(Recorded data)
--------------------------------------------------

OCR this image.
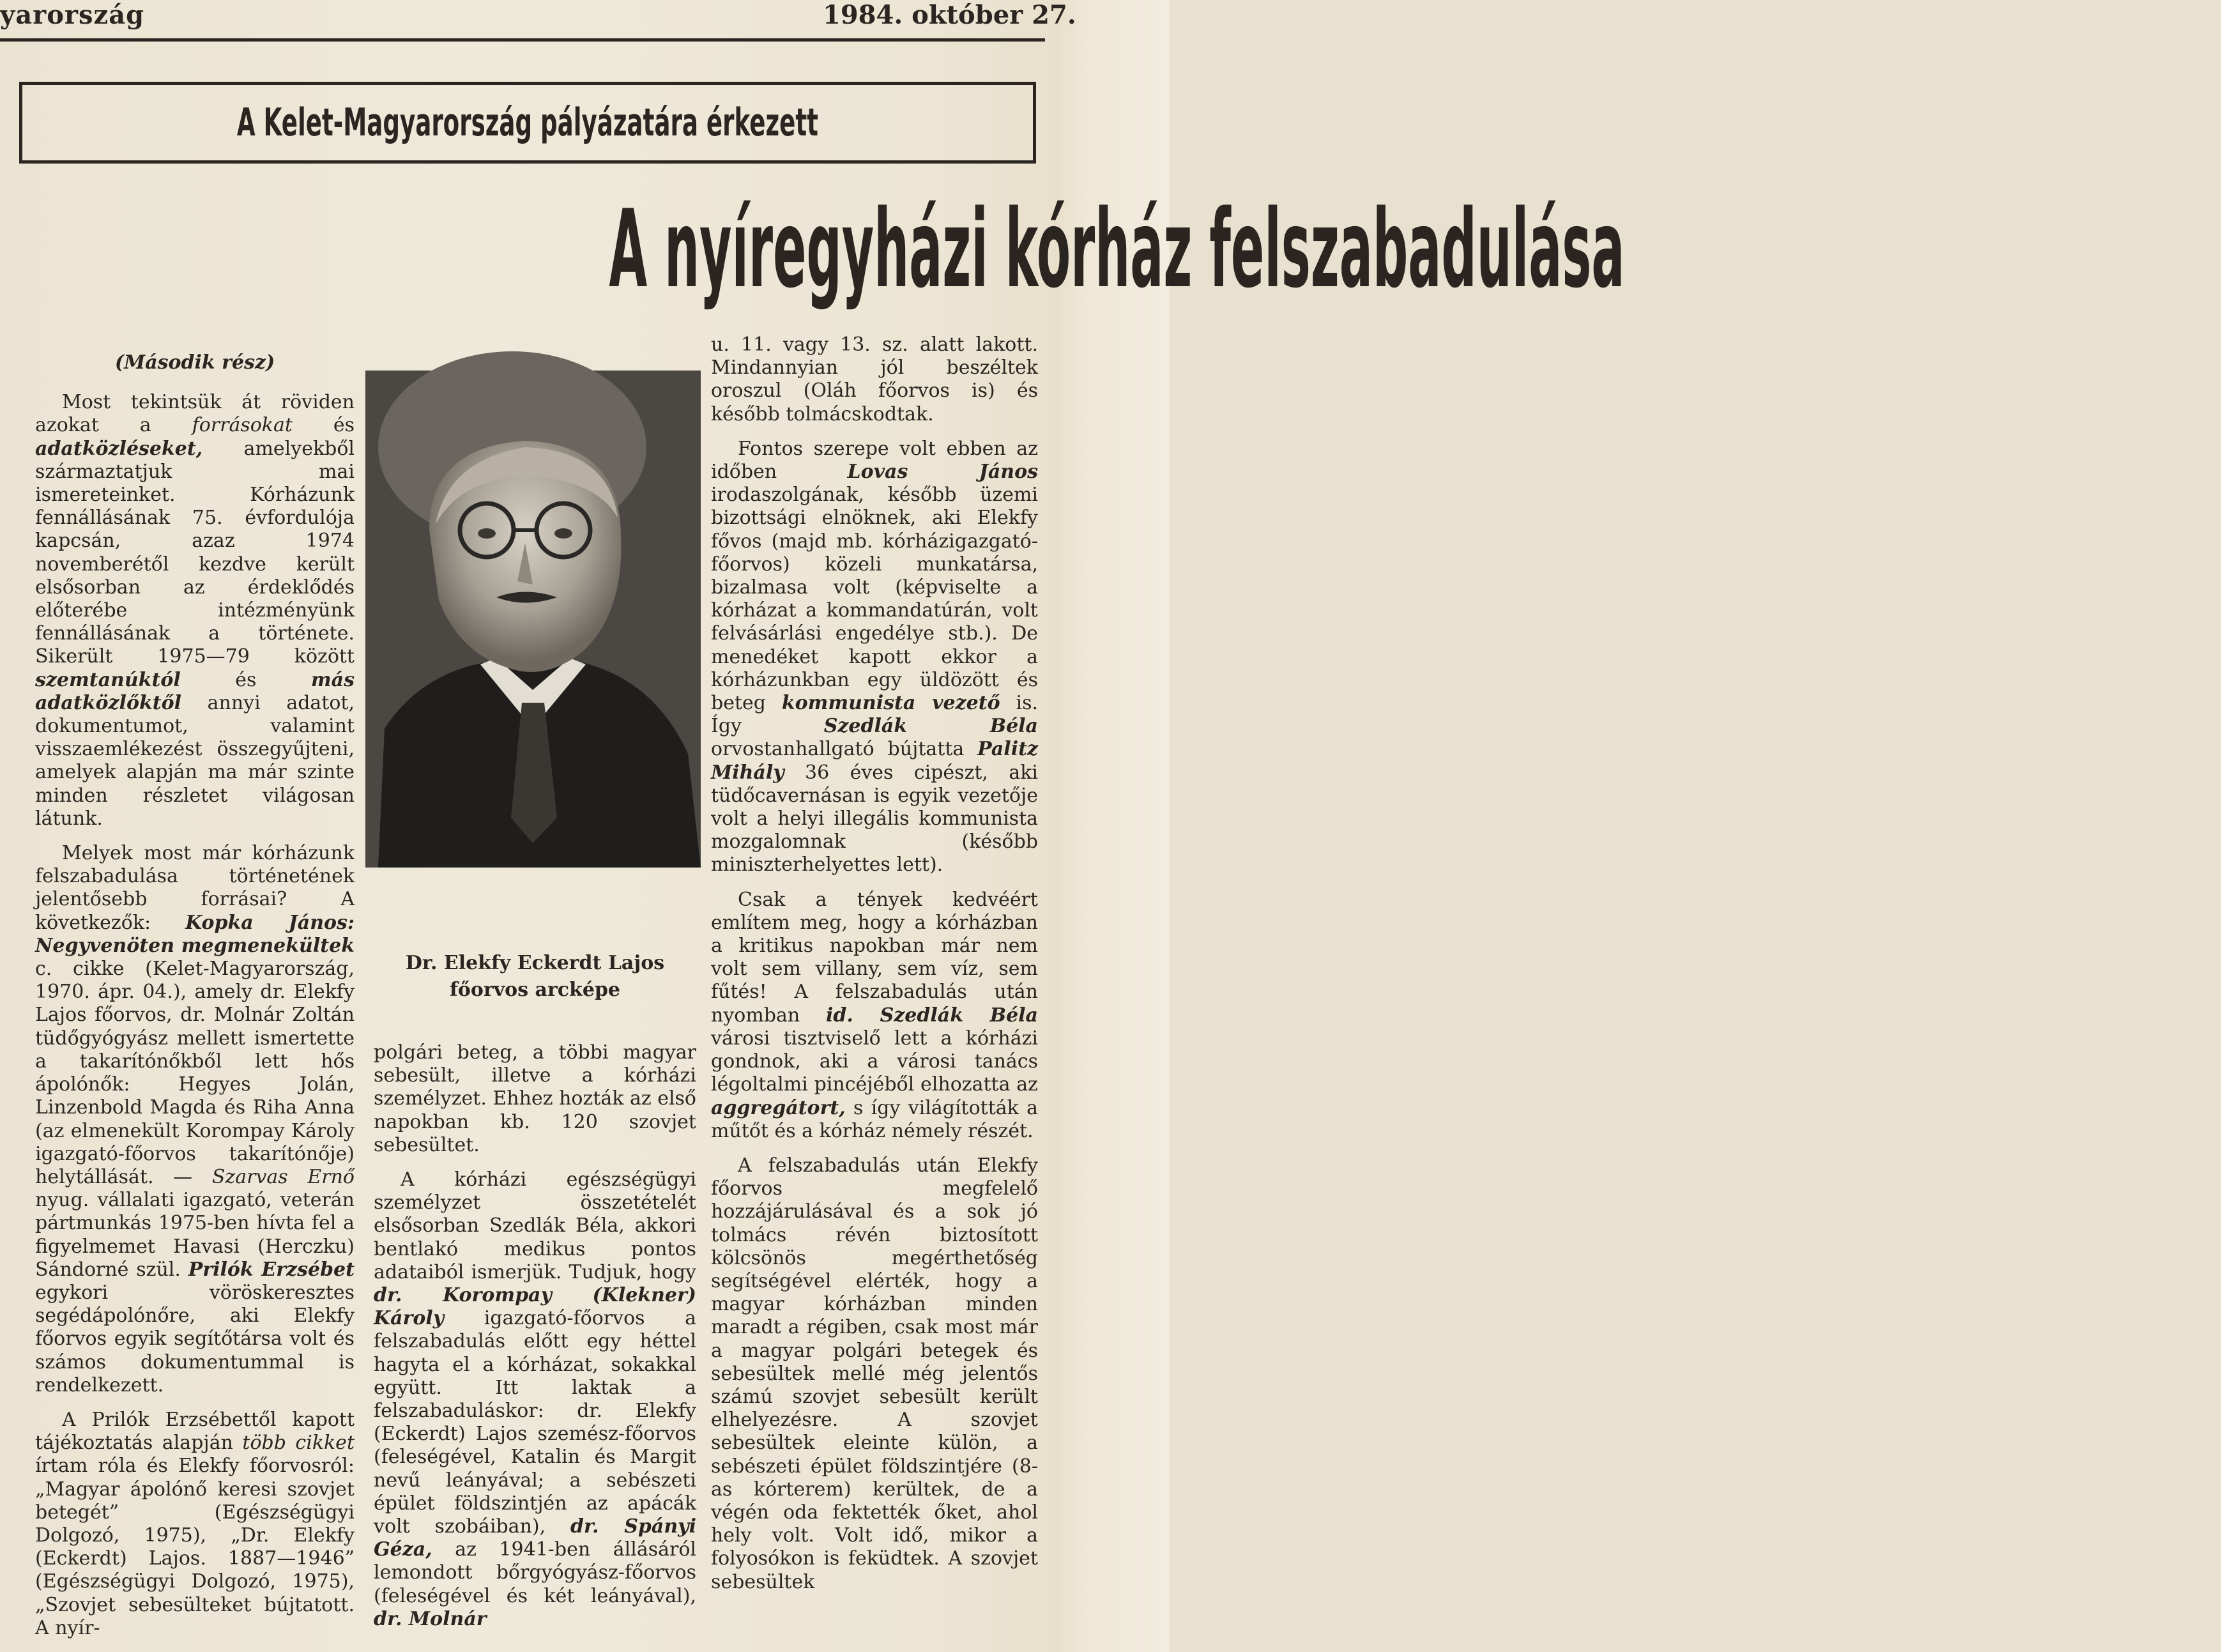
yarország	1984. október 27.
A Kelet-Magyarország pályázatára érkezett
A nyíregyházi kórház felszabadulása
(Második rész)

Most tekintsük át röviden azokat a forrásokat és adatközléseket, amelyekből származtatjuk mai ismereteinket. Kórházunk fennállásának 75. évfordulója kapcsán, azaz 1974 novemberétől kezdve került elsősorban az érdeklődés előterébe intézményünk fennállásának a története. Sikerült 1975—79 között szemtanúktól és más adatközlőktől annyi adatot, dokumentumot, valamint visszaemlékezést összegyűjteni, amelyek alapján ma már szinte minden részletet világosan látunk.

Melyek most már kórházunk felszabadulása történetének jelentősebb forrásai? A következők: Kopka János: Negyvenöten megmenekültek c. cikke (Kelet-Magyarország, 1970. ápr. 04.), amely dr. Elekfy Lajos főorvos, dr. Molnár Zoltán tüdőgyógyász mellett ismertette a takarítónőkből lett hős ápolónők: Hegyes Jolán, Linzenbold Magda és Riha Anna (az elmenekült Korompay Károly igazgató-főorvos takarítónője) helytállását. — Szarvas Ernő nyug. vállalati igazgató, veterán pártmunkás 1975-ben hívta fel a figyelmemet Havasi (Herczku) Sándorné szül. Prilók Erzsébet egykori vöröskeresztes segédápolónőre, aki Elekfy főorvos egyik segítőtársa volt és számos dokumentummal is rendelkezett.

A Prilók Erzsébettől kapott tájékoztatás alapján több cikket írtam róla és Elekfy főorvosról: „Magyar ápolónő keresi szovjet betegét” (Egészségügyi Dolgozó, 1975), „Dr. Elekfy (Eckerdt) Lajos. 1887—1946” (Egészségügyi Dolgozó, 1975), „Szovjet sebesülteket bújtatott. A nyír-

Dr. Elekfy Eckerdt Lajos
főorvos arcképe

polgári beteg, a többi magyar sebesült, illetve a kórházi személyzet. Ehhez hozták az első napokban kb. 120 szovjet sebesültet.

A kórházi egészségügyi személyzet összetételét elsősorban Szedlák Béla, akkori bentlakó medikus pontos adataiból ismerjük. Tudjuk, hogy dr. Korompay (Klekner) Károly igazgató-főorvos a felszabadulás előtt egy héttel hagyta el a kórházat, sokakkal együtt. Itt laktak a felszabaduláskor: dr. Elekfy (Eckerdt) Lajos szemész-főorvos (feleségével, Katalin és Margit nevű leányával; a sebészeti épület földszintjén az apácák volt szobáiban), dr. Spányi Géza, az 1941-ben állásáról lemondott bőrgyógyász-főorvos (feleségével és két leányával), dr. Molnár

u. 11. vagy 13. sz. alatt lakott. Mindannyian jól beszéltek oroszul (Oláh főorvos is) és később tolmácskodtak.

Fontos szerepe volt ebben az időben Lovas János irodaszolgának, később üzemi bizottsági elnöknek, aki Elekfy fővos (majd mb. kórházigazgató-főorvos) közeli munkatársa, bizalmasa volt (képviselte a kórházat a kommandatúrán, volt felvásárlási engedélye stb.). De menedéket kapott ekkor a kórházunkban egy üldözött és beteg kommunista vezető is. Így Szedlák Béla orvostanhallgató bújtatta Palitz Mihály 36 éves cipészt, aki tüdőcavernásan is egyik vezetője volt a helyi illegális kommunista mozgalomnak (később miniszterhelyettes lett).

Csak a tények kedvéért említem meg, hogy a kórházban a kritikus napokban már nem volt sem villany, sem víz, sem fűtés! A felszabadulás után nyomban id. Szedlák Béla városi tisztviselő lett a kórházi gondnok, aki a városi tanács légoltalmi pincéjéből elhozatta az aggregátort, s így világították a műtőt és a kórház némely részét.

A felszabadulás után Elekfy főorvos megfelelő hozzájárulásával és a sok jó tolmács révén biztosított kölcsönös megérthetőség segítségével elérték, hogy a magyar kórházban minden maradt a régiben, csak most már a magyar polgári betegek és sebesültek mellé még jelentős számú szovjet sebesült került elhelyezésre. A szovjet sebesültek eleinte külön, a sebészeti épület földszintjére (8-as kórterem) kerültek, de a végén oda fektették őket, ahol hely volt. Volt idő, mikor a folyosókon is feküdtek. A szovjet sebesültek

--------------------------------------------------

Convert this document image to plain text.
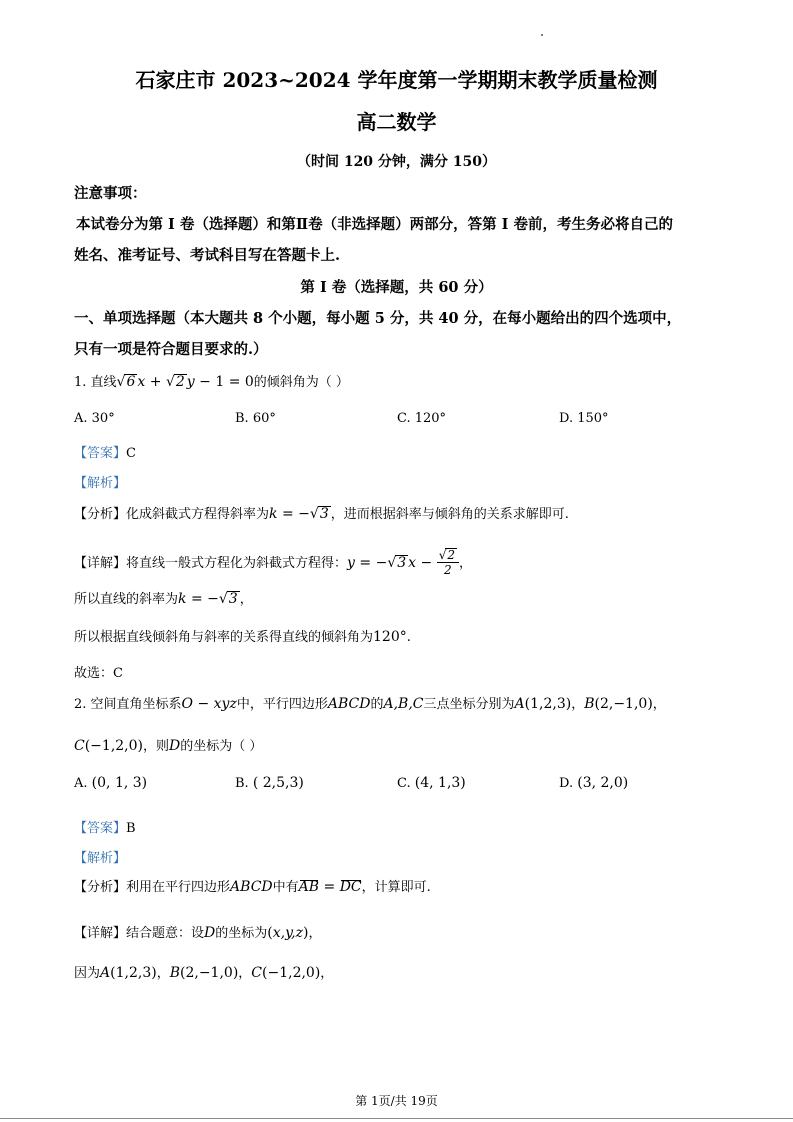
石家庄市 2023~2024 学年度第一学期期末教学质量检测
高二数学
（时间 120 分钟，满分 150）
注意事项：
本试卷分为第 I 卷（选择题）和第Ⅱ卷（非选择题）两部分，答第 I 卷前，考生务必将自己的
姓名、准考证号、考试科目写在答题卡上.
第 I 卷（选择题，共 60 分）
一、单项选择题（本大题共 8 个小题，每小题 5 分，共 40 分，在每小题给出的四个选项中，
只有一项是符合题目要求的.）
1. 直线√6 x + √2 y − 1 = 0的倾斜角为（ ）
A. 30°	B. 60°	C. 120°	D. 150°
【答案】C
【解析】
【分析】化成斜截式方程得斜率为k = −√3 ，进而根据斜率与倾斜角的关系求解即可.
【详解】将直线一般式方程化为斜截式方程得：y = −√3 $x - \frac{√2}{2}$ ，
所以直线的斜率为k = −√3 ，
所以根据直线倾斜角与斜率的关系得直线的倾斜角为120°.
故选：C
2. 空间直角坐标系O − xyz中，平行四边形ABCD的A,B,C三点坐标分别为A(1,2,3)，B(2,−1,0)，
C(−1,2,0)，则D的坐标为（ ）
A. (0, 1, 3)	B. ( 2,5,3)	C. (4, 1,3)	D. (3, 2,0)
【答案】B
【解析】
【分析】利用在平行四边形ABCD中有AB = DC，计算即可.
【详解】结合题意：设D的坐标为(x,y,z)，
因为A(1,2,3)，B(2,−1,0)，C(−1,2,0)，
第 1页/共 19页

--------------------------------------------------

Direction
Copy every line of the listing that includes the string "image".

Finished exercise
OCR this image.
Convert this document image to plain text.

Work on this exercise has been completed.